== Task details ==
Identify the lines that contain the string "structured", then copy each of them.

== Records for processing ==
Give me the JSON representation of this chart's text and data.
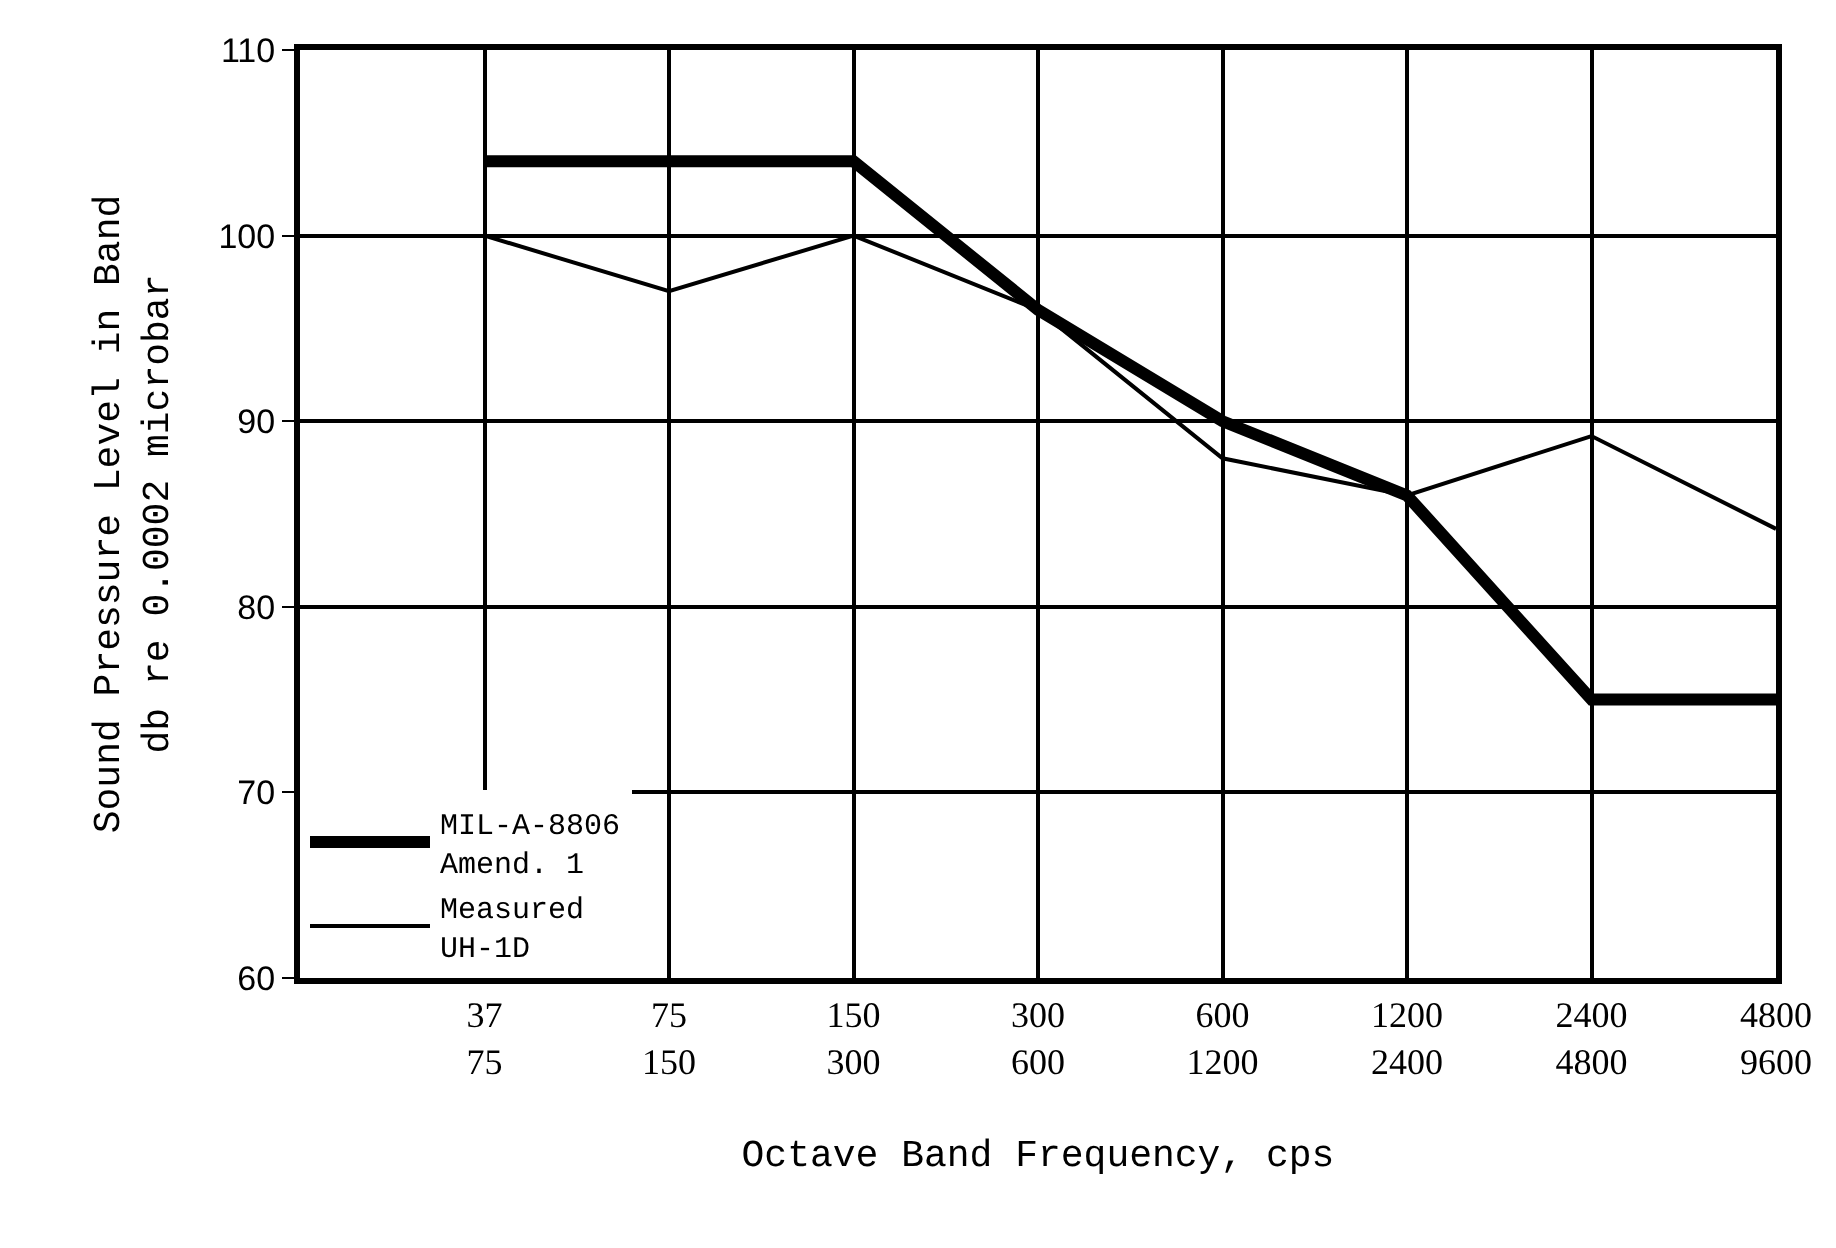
{
  "chart_data": {
    "type": "line",
    "xlabel": "Octave Band Frequency, cps",
    "ylabel": "Sound Pressure Level in Band\ndb re 0.0002 microbar",
    "categories": [
      "37\n75",
      "75\n150",
      "150\n300",
      "300\n600",
      "600\n1200",
      "1200\n2400",
      "2400\n4800",
      "4800\n9600"
    ],
    "series": [
      {
        "name": "MIL-A-8806\nAmend. 1",
        "color": "#000000",
        "values": [
          104,
          104,
          104,
          96,
          90,
          86,
          75,
          75
        ]
      },
      {
        "name": "Measured\nUH-1D",
        "color": "#000000",
        "values": [
          100,
          97,
          100,
          96,
          88,
          86,
          89.2,
          84.2
        ]
      }
    ],
    "ylim": [
      60,
      110
    ],
    "yticks": [
      60,
      70,
      80,
      90,
      100,
      110
    ],
    "grid": true,
    "legend": "bottom left",
    "marker": "none",
    "line_style": "solid"
  }
}
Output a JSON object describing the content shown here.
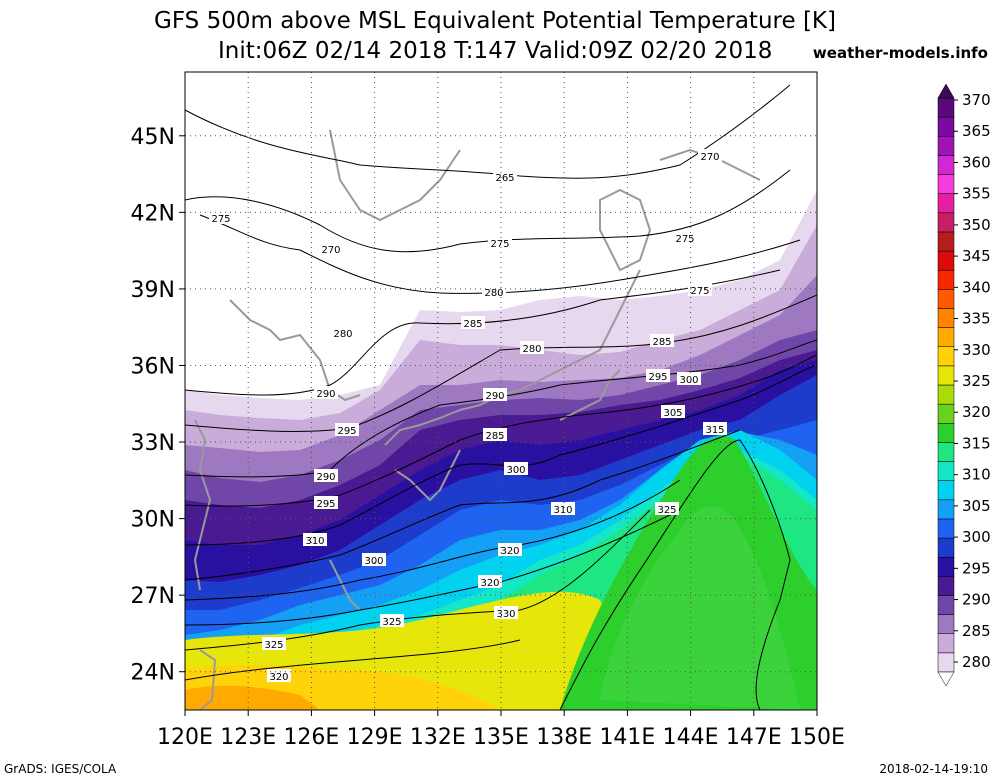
{
  "header": {
    "title_line1": "GFS 500m above MSL Equivalent Potential Temperature [K]",
    "title_line2": "Init:06Z 02/14 2018 T:147 Valid:09Z 02/20 2018",
    "site": "weather-models.info"
  },
  "footer": {
    "left": "GrADS: IGES/COLA",
    "right": "2018-02-14-19:10"
  },
  "map": {
    "lat_labels": [
      "45N",
      "42N",
      "39N",
      "36N",
      "33N",
      "30N",
      "27N",
      "24N"
    ],
    "lat_values": [
      45,
      42,
      39,
      36,
      33,
      30,
      27,
      24
    ],
    "lon_labels": [
      "120E",
      "123E",
      "126E",
      "129E",
      "132E",
      "135E",
      "138E",
      "141E",
      "144E",
      "147E",
      "150E"
    ],
    "lon_values": [
      120,
      123,
      126,
      129,
      132,
      135,
      138,
      141,
      144,
      147,
      150
    ],
    "lat_range": [
      22.5,
      47.5
    ],
    "lon_range": [
      120,
      150
    ],
    "contour_labels": [
      "270",
      "265",
      "275",
      "270",
      "275",
      "275",
      "280",
      "275",
      "280",
      "285",
      "280",
      "285",
      "290",
      "295",
      "290",
      "295",
      "300",
      "285",
      "290",
      "295",
      "300",
      "305",
      "310",
      "300",
      "310",
      "315",
      "320",
      "320",
      "325",
      "325",
      "330",
      "325",
      "320"
    ]
  },
  "colorbar": {
    "levels": [
      280,
      285,
      290,
      295,
      300,
      305,
      310,
      315,
      320,
      325,
      330,
      335,
      340,
      345,
      350,
      355,
      360,
      365,
      370
    ],
    "labels": [
      "280",
      "285",
      "290",
      "295",
      "300",
      "305",
      "310",
      "315",
      "320",
      "325",
      "330",
      "335",
      "340",
      "345",
      "350",
      "355",
      "360",
      "365",
      "370"
    ],
    "colors": [
      "#e6d8ee",
      "#c9acd9",
      "#9f78c2",
      "#7047a8",
      "#4a1a92",
      "#2a10a0",
      "#1e3ccc",
      "#1e64f0",
      "#14a0f5",
      "#00d2f0",
      "#14e6c8",
      "#1ee682",
      "#2ccf2c",
      "#6ad21e",
      "#aadc0a",
      "#e6e60a",
      "#ffd20a",
      "#ffaa00",
      "#ff8200",
      "#ff5a00",
      "#f52800",
      "#dc0a0a",
      "#b41e1e",
      "#c81e64",
      "#e61ea0",
      "#f53cdc",
      "#d228d2",
      "#a014b4",
      "#7a0aa0",
      "#5a0a78"
    ]
  },
  "chart_data": {
    "type": "heatmap",
    "title": "GFS 500m above MSL Equivalent Potential Temperature [K]",
    "xlabel": "",
    "ylabel": "",
    "xlim": [
      120,
      150
    ],
    "ylim": [
      22.5,
      47.5
    ],
    "units": "K",
    "contour_interval": 5,
    "colorbar_range": [
      280,
      370
    ]
  }
}
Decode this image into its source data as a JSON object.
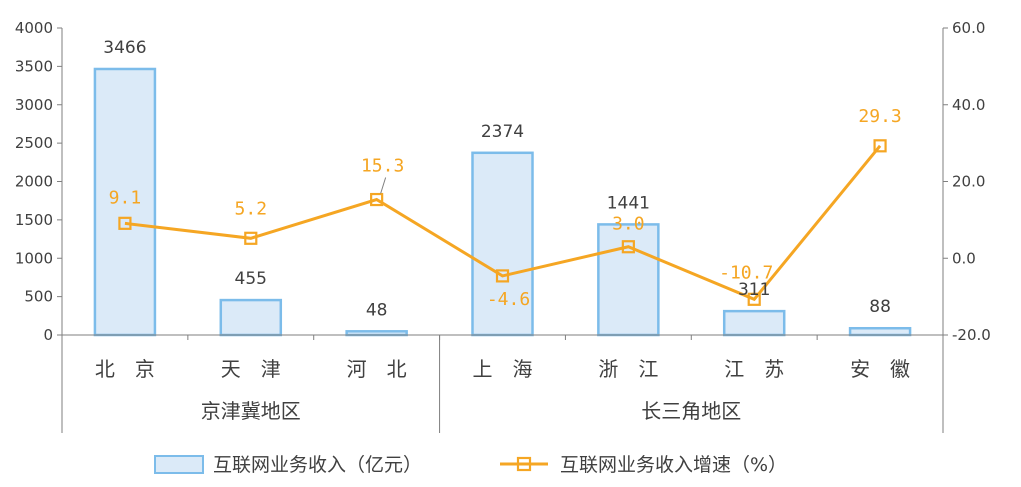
{
  "chart_data": {
    "type": "bar",
    "categories": [
      "北　京",
      "天　津",
      "河　北",
      "上　海",
      "浙　江",
      "江　苏",
      "安　徽"
    ],
    "groups": [
      {
        "label": "京津冀地区",
        "categories": [
          "北　京",
          "天　津",
          "河　北"
        ]
      },
      {
        "label": "长三角地区",
        "categories": [
          "上　海",
          "浙　江",
          "江　苏",
          "安　徽"
        ]
      }
    ],
    "series": [
      {
        "name": "互联网业务收入（亿元）",
        "type": "bar",
        "axis": "left",
        "values": [
          3466,
          455,
          48,
          2374,
          1441,
          311,
          88
        ],
        "labels": [
          "3466",
          "455",
          "48",
          "2374",
          "1441",
          "311",
          "88"
        ],
        "color": "#7cbcea",
        "fill": "#dbeaf8"
      },
      {
        "name": "互联网业务收入增速（%）",
        "type": "line",
        "axis": "right",
        "values": [
          9.1,
          5.2,
          15.3,
          -4.6,
          3.0,
          -10.7,
          29.3
        ],
        "labels": [
          "9.1",
          "5.2",
          "15.3",
          "-4.6",
          "3.0",
          "-10.7",
          "29.3"
        ],
        "color": "#f5a623"
      }
    ],
    "y_left": {
      "lim": [
        0,
        4000
      ],
      "ticks": [
        "0",
        "500",
        "1000",
        "1500",
        "2000",
        "2500",
        "3000",
        "3500",
        "4000"
      ]
    },
    "y_right": {
      "lim": [
        -20,
        60
      ],
      "ticks": [
        "-20.0",
        "0.0",
        "20.0",
        "40.0",
        "60.0"
      ]
    },
    "grid": false,
    "legend": "bottom"
  }
}
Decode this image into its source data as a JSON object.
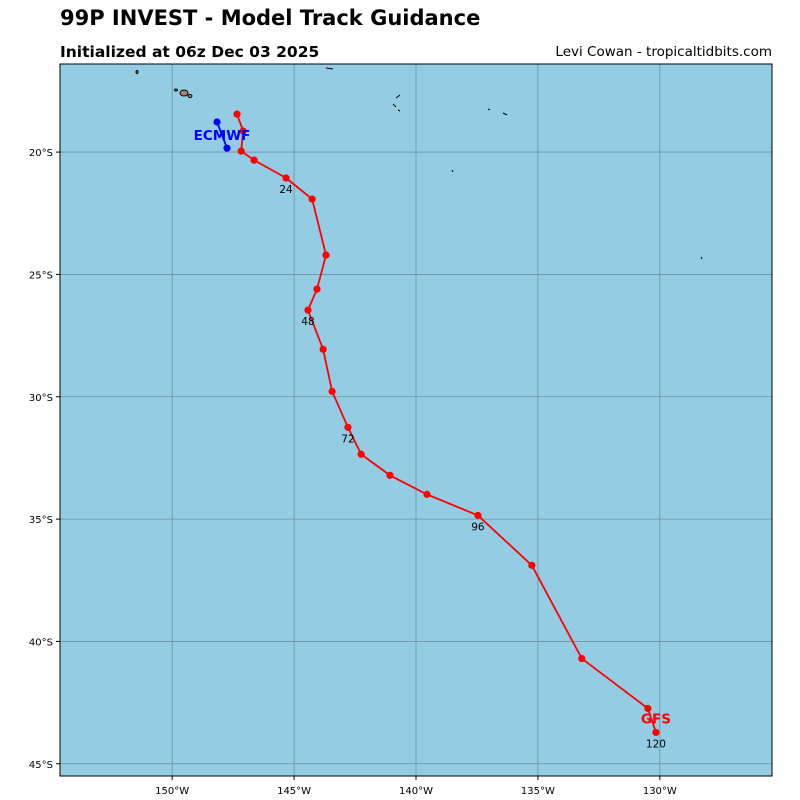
{
  "header": {
    "title": "99P INVEST - Model Track Guidance",
    "subtitle": "Initialized at 06z Dec 03 2025",
    "credit": "Levi Cowan - tropicaltidbits.com"
  },
  "map": {
    "ocean_color": "#94cde3",
    "grid_color": "#6b8fa0",
    "lon_range": [
      -154.6,
      -125.4
    ],
    "lat_range": [
      -45.5,
      -16.4
    ],
    "lon_ticks": [
      {
        "v": -150,
        "label": "150°W"
      },
      {
        "v": -145,
        "label": "145°W"
      },
      {
        "v": -140,
        "label": "140°W"
      },
      {
        "v": -135,
        "label": "135°W"
      },
      {
        "v": -130,
        "label": "130°W"
      }
    ],
    "lat_ticks": [
      {
        "v": -20,
        "label": "20°S"
      },
      {
        "v": -25,
        "label": "25°S"
      },
      {
        "v": -30,
        "label": "30°S"
      },
      {
        "v": -35,
        "label": "35°S"
      },
      {
        "v": -40,
        "label": "40°S"
      },
      {
        "v": -45,
        "label": "45°S"
      }
    ]
  },
  "models": [
    {
      "name": "GFS",
      "color": "#ff0000",
      "points": [
        [
          -147.34,
          -18.45
        ],
        [
          -147.09,
          -19.14
        ],
        [
          -147.17,
          -19.96
        ],
        [
          -146.64,
          -20.33
        ],
        [
          -145.33,
          -21.06
        ],
        [
          -144.26,
          -21.92
        ],
        [
          -143.69,
          -24.21
        ],
        [
          -144.06,
          -25.6
        ],
        [
          -144.43,
          -26.46
        ],
        [
          -143.81,
          -28.06
        ],
        [
          -143.44,
          -29.78
        ],
        [
          -142.79,
          -31.25
        ],
        [
          -142.25,
          -32.35
        ],
        [
          -141.07,
          -33.21
        ],
        [
          -139.55,
          -33.99
        ],
        [
          -137.46,
          -34.85
        ],
        [
          -135.25,
          -36.89
        ],
        [
          -133.2,
          -40.7
        ],
        [
          -130.49,
          -42.74
        ],
        [
          -130.16,
          -43.72
        ]
      ],
      "hour_labels": [
        {
          "idx": 4,
          "text": "24"
        },
        {
          "idx": 8,
          "text": "48"
        },
        {
          "idx": 11,
          "text": "72"
        },
        {
          "idx": 15,
          "text": "96"
        },
        {
          "idx": 19,
          "text": "120"
        }
      ]
    },
    {
      "name": "ECMWF",
      "color": "#0000ff",
      "points": [
        [
          -148.16,
          -18.77
        ],
        [
          -147.75,
          -19.84
        ]
      ],
      "hour_labels": []
    }
  ]
}
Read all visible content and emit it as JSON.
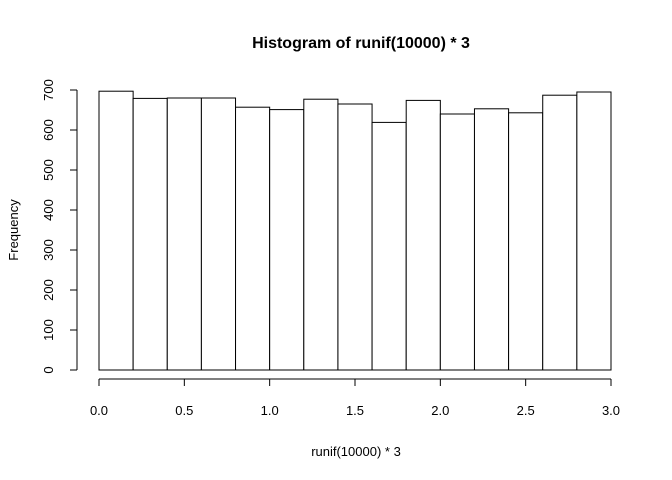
{
  "chart_data": {
    "type": "bar",
    "title": "Histogram of runif(10000) * 3",
    "xlabel": "runif(10000) * 3",
    "ylabel": "Frequency",
    "bin_width": 0.2,
    "bin_starts": [
      0.0,
      0.2,
      0.4,
      0.6,
      0.8,
      1.0,
      1.2,
      1.4,
      1.6,
      1.8,
      2.0,
      2.2,
      2.4,
      2.6,
      2.8
    ],
    "values": [
      697,
      679,
      680,
      680,
      657,
      651,
      677,
      665,
      619,
      674,
      640,
      653,
      643,
      687,
      695
    ],
    "xlim": [
      0,
      3
    ],
    "ylim": [
      0,
      700
    ],
    "x_ticks": [
      0.0,
      0.5,
      1.0,
      1.5,
      2.0,
      2.5,
      3.0
    ],
    "x_tick_labels": [
      "0.0",
      "0.5",
      "1.0",
      "1.5",
      "2.0",
      "2.5",
      "3.0"
    ],
    "y_ticks": [
      0,
      100,
      200,
      300,
      400,
      500,
      600,
      700
    ],
    "y_tick_labels": [
      "0",
      "100",
      "200",
      "300",
      "400",
      "500",
      "600",
      "700"
    ],
    "grid": false,
    "bar_fill": "#ffffff",
    "bar_stroke": "#000000"
  }
}
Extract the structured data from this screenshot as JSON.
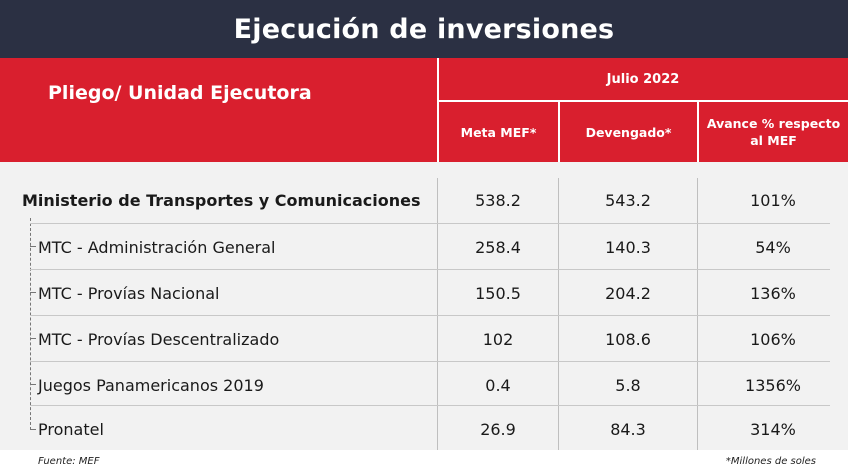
{
  "title": "Ejecución de inversiones",
  "header": {
    "row_label": "Pliego/ Unidad Ejecutora",
    "period": "Julio 2022",
    "columns": [
      "Meta MEF*",
      "Devengado*",
      "Avance % respecto al MEF"
    ]
  },
  "rows": [
    {
      "name": "Ministerio de Transportes y Comunicaciones",
      "meta": "538.2",
      "devengado": "543.2",
      "avance": "101%"
    },
    {
      "name": "MTC - Administración General",
      "meta": "258.4",
      "devengado": "140.3",
      "avance": "54%"
    },
    {
      "name": "MTC - Provías Nacional",
      "meta": "150.5",
      "devengado": "204.2",
      "avance": "136%"
    },
    {
      "name": "MTC - Provías Descentralizado",
      "meta": "102",
      "devengado": "108.6",
      "avance": "106%"
    },
    {
      "name": "Juegos Panamericanos 2019",
      "meta": "0.4",
      "devengado": "5.8",
      "avance": "1356%"
    },
    {
      "name": "Pronatel",
      "meta": "26.9",
      "devengado": "84.3",
      "avance": "314%"
    }
  ],
  "footer": {
    "source": "Fuente: MEF",
    "note": "*Millones de soles"
  }
}
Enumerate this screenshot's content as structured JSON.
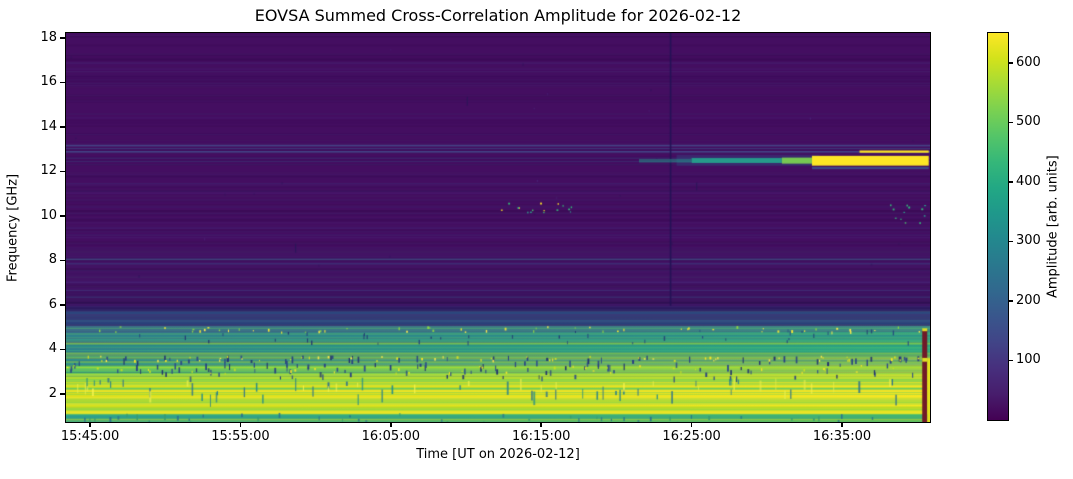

== Written response ==
Extract the structured data from this screenshot as JSON.
Enumerate this screenshot's content as structured JSON.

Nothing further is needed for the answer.